SHORT EXERCISE: Copy each line of the data below with the word "Output".

Entries from a visual dataset:
BEGIN
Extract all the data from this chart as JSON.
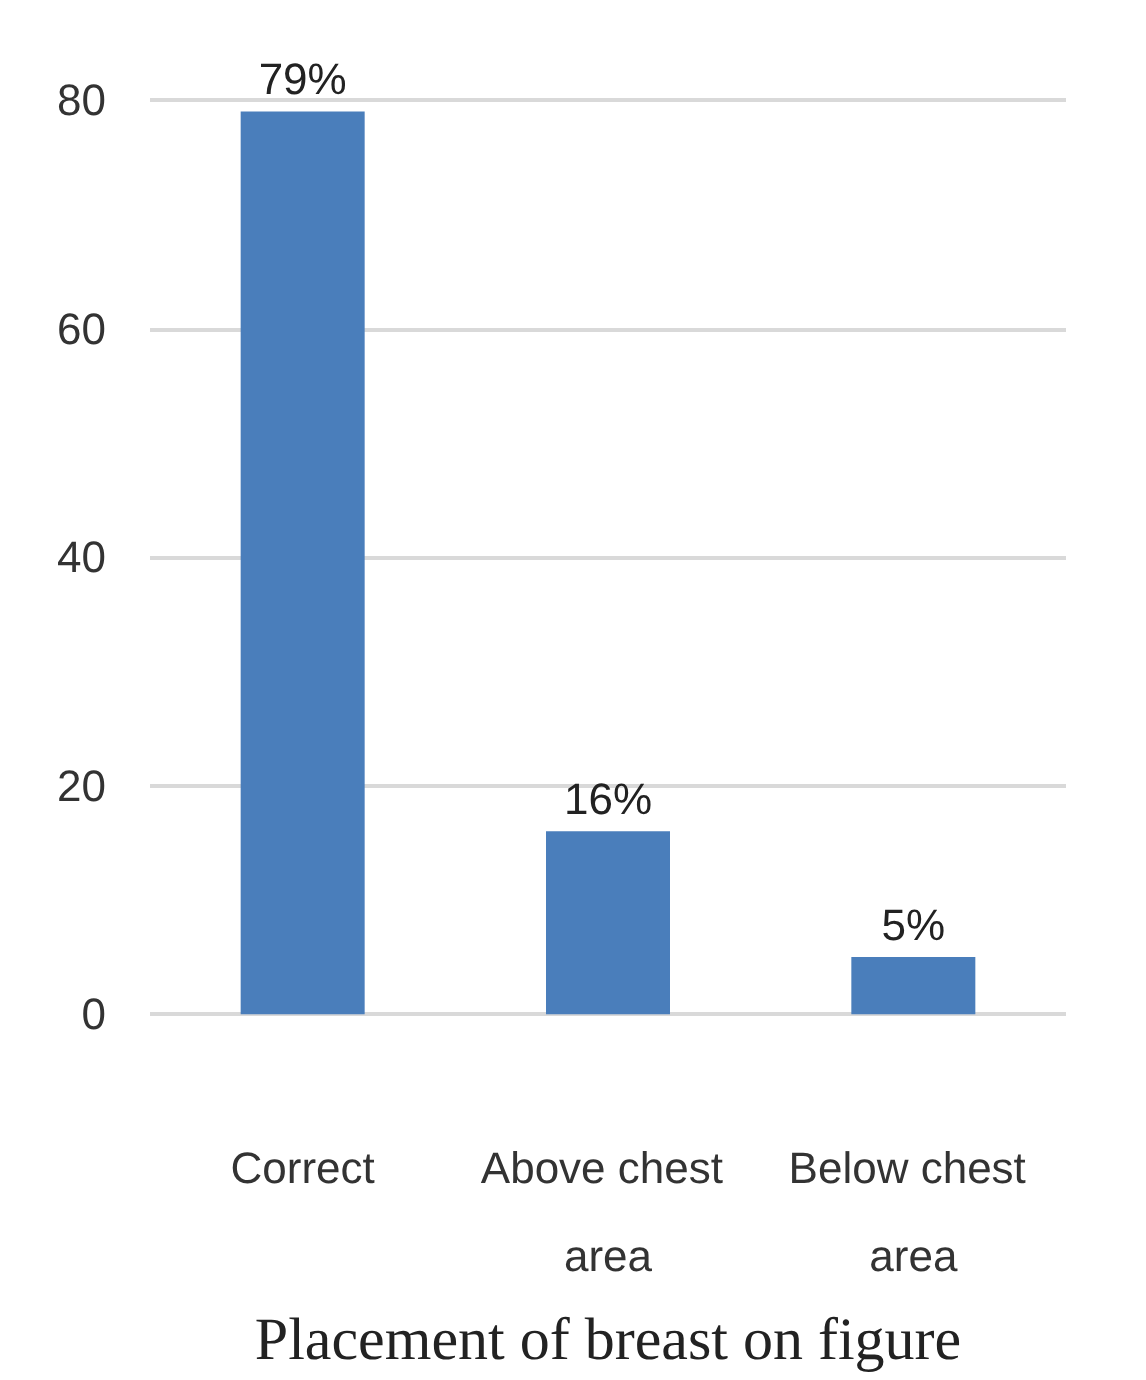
{
  "chart_data": {
    "type": "bar",
    "xlabel": "Placement of breast on figure",
    "categories": [
      "Correct",
      "Above chest area",
      "Below chest area"
    ],
    "values": [
      79,
      16,
      5
    ],
    "value_labels": [
      "79%",
      "16%",
      "5%"
    ],
    "color": "#4a7ebb",
    "ylim": [
      0,
      80
    ],
    "yticks": [
      0,
      20,
      40,
      60,
      80
    ],
    "grid": "y"
  }
}
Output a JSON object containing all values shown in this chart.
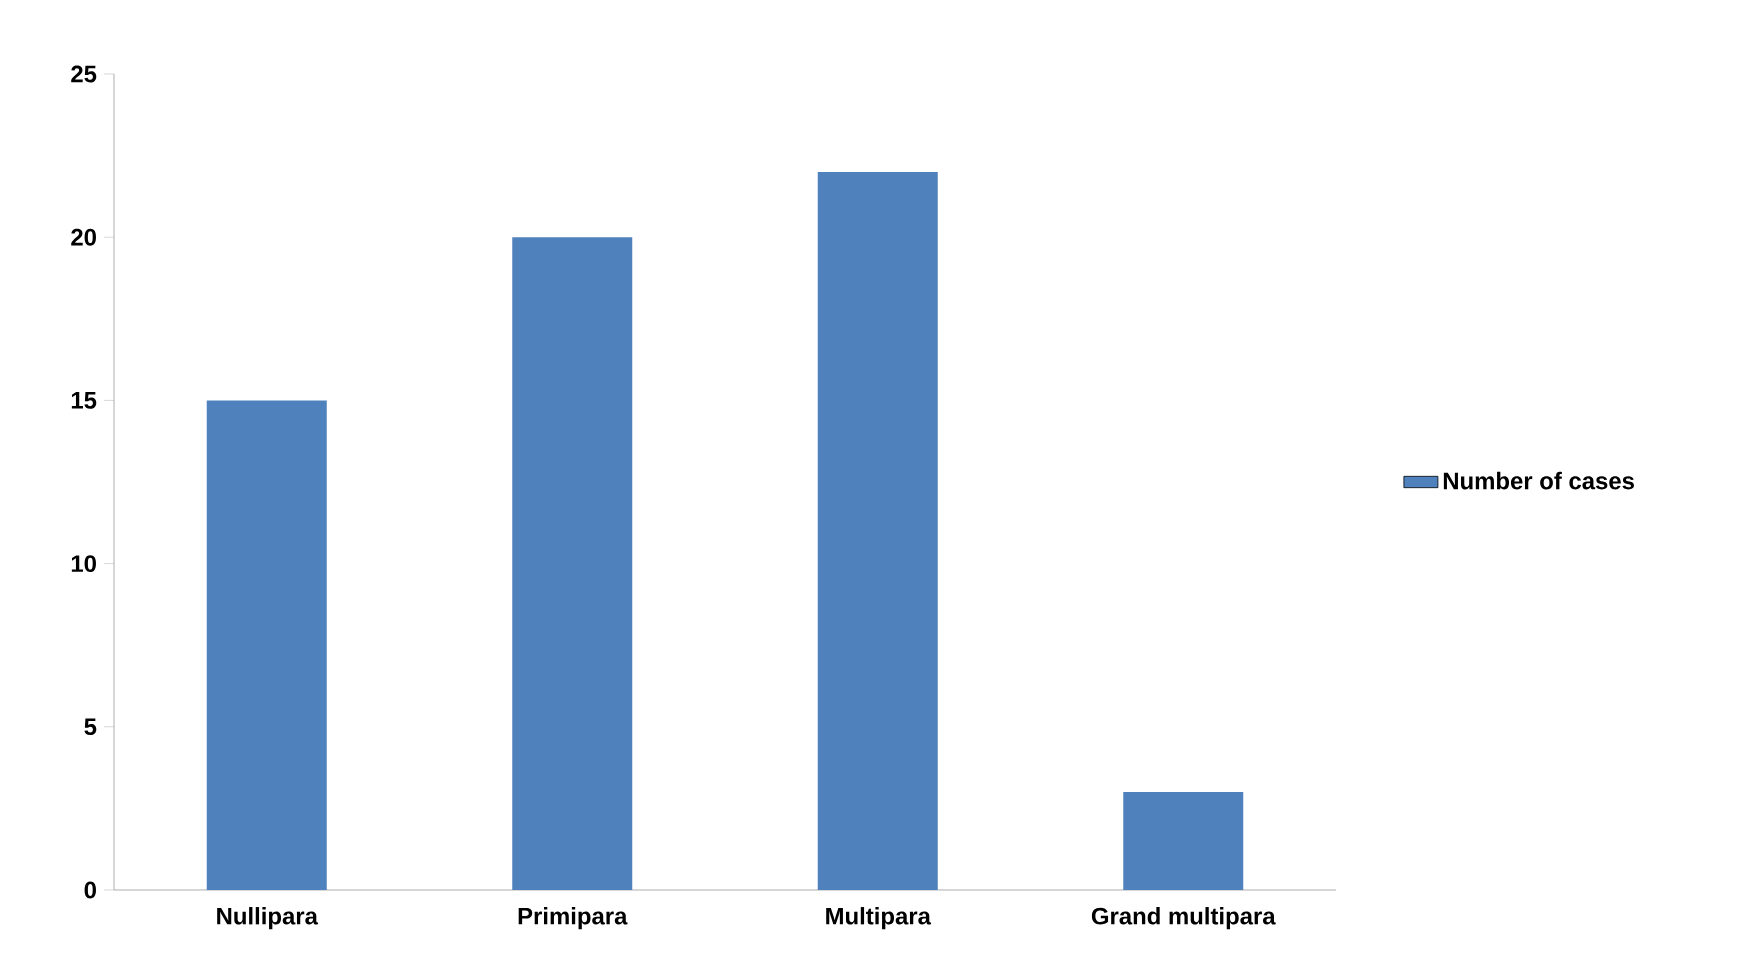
{
  "chart_data": {
    "type": "bar",
    "categories": [
      "Nullipara",
      "Primipara",
      "Multipara",
      "Grand multipara"
    ],
    "series": [
      {
        "name": "Number of cases",
        "color": "#4f81bd",
        "values": [
          15,
          20,
          22,
          3
        ]
      }
    ],
    "ylim": [
      0,
      25
    ],
    "yticks": [
      0,
      5,
      10,
      15,
      20,
      25
    ],
    "grid": false,
    "legend": "right"
  }
}
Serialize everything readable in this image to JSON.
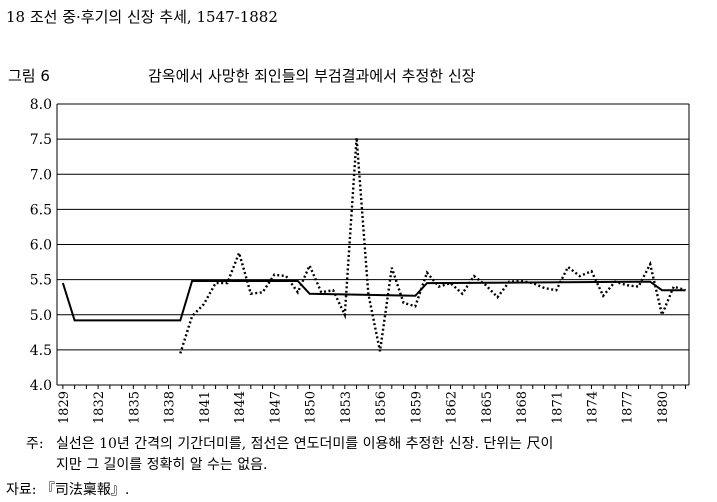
{
  "page": {
    "header": "18  조선 중·후기의 신장 추세, 1547-1882",
    "figure_label": "그림 6",
    "figure_title": "감옥에서 사망한 죄인들의 부검결과에서 추정한 신장",
    "note_lead": "주:",
    "note_line1": "실선은 10년 간격의 기간더미를, 점선은 연도더미를 이용해 추정한 신장. 단위는 尺이",
    "note_line2": "지만 그 길이를 정확히 알 수는 없음.",
    "source": "자료: 『司法稟報』."
  },
  "chart_data": {
    "type": "line",
    "title": "감옥에서 사망한 죄인들의 부검결과에서 추정한 신장",
    "xlabel": "",
    "ylabel": "",
    "xlim": [
      1828.5,
      1882.3
    ],
    "ylim": [
      4.0,
      8.0
    ],
    "yticks": [
      "4.0",
      "4.5",
      "5.0",
      "5.5",
      "6.0",
      "6.5",
      "7.0",
      "7.5",
      "8.0"
    ],
    "xticks": [
      "1829",
      "1832",
      "1835",
      "1838",
      "1841",
      "1844",
      "1847",
      "1850",
      "1853",
      "1856",
      "1859",
      "1862",
      "1865",
      "1868",
      "1871",
      "1874",
      "1877",
      "1880"
    ],
    "grid": "horizontal",
    "series": [
      {
        "style": "solid",
        "points": [
          [
            1829,
            5.45
          ],
          [
            1830,
            4.92
          ],
          [
            1839,
            4.92
          ],
          [
            1840,
            5.48
          ],
          [
            1849,
            5.48
          ],
          [
            1850,
            5.3
          ],
          [
            1859,
            5.27
          ],
          [
            1860,
            5.45
          ],
          [
            1879,
            5.47
          ],
          [
            1880,
            5.35
          ],
          [
            1882,
            5.35
          ]
        ]
      },
      {
        "style": "dotted",
        "points": [
          [
            1839,
            4.45
          ],
          [
            1840,
            4.98
          ],
          [
            1841,
            5.15
          ],
          [
            1842,
            5.45
          ],
          [
            1843,
            5.45
          ],
          [
            1844,
            5.88
          ],
          [
            1845,
            5.3
          ],
          [
            1846,
            5.32
          ],
          [
            1847,
            5.57
          ],
          [
            1848,
            5.55
          ],
          [
            1849,
            5.32
          ],
          [
            1850,
            5.7
          ],
          [
            1851,
            5.32
          ],
          [
            1852,
            5.35
          ],
          [
            1853,
            5.0
          ],
          [
            1854,
            7.52
          ],
          [
            1855,
            5.3
          ],
          [
            1856,
            4.48
          ],
          [
            1857,
            5.67
          ],
          [
            1858,
            5.17
          ],
          [
            1859,
            5.12
          ],
          [
            1860,
            5.6
          ],
          [
            1861,
            5.4
          ],
          [
            1862,
            5.45
          ],
          [
            1863,
            5.3
          ],
          [
            1864,
            5.55
          ],
          [
            1865,
            5.42
          ],
          [
            1866,
            5.25
          ],
          [
            1867,
            5.47
          ],
          [
            1868,
            5.48
          ],
          [
            1869,
            5.45
          ],
          [
            1870,
            5.38
          ],
          [
            1871,
            5.35
          ],
          [
            1872,
            5.68
          ],
          [
            1873,
            5.55
          ],
          [
            1874,
            5.62
          ],
          [
            1875,
            5.27
          ],
          [
            1876,
            5.47
          ],
          [
            1877,
            5.42
          ],
          [
            1878,
            5.4
          ],
          [
            1879,
            5.72
          ],
          [
            1880,
            5.0
          ],
          [
            1881,
            5.4
          ],
          [
            1882,
            5.35
          ]
        ]
      }
    ]
  }
}
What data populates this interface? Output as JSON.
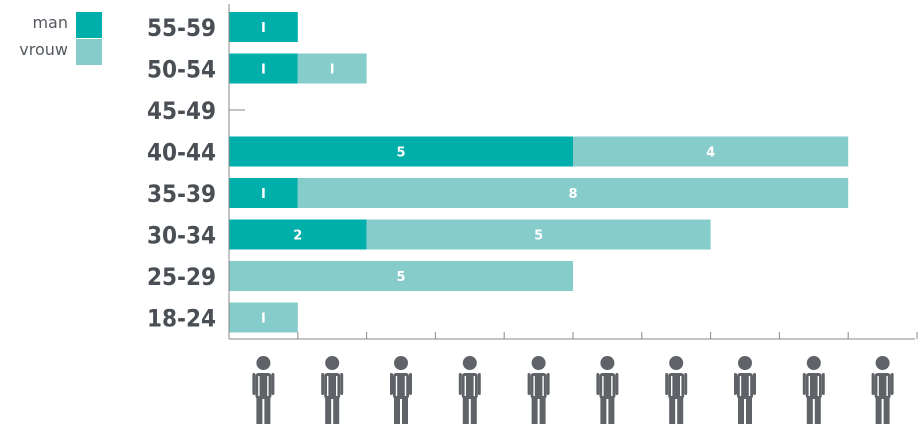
{
  "chart_data": {
    "type": "bar",
    "orientation": "horizontal",
    "stacked": true,
    "categories": [
      "55-59",
      "50-54",
      "45-49",
      "40-44",
      "35-39",
      "30-34",
      "25-29",
      "18-24"
    ],
    "series": [
      {
        "name": "man",
        "color": "#00aeaa",
        "values": [
          1,
          1,
          0,
          5,
          1,
          2,
          0,
          0
        ]
      },
      {
        "name": "vrouw",
        "color": "#86cccb",
        "values": [
          0,
          1,
          0,
          4,
          8,
          5,
          5,
          1
        ]
      }
    ],
    "value_labels": {
      "man": [
        "I",
        "I",
        "",
        "5",
        "I",
        "2",
        "",
        ""
      ],
      "vrouw": [
        "",
        "I",
        "",
        "4",
        "8",
        "5",
        "5",
        "I"
      ]
    },
    "xlim": [
      0,
      10
    ],
    "x_ticks": [
      1,
      2,
      3,
      4,
      5,
      6,
      7,
      8,
      9,
      10
    ],
    "x_axis_icon": "person-icon",
    "legend": {
      "position": "top-left",
      "entries": [
        "man",
        "vrouw"
      ]
    },
    "grid": false,
    "axis_color": "#888888",
    "icon_color": "#5f6368"
  }
}
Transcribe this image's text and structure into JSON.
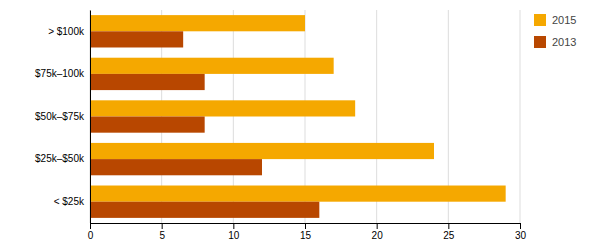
{
  "chart_data": {
    "type": "bar",
    "orientation": "horizontal",
    "categories": [
      "< $25k",
      "$25k–$50k",
      "$50k–$75k",
      "$75k–100k",
      "> $100k"
    ],
    "series": [
      {
        "name": "2015",
        "color": "#F5A800",
        "values": [
          29,
          24,
          18.5,
          17,
          15
        ]
      },
      {
        "name": "2013",
        "color": "#B84700",
        "values": [
          16,
          12,
          8,
          8,
          6.5
        ]
      }
    ],
    "xlim": [
      0,
      30
    ],
    "xticks": [
      0,
      5,
      10,
      15,
      20,
      25,
      30
    ],
    "grid": true,
    "legend": "right"
  }
}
END
RESULT OF THIS EXERCISE:
Output a JSON object containing all values shown in this chart.
What data populates this interface? Output as JSON.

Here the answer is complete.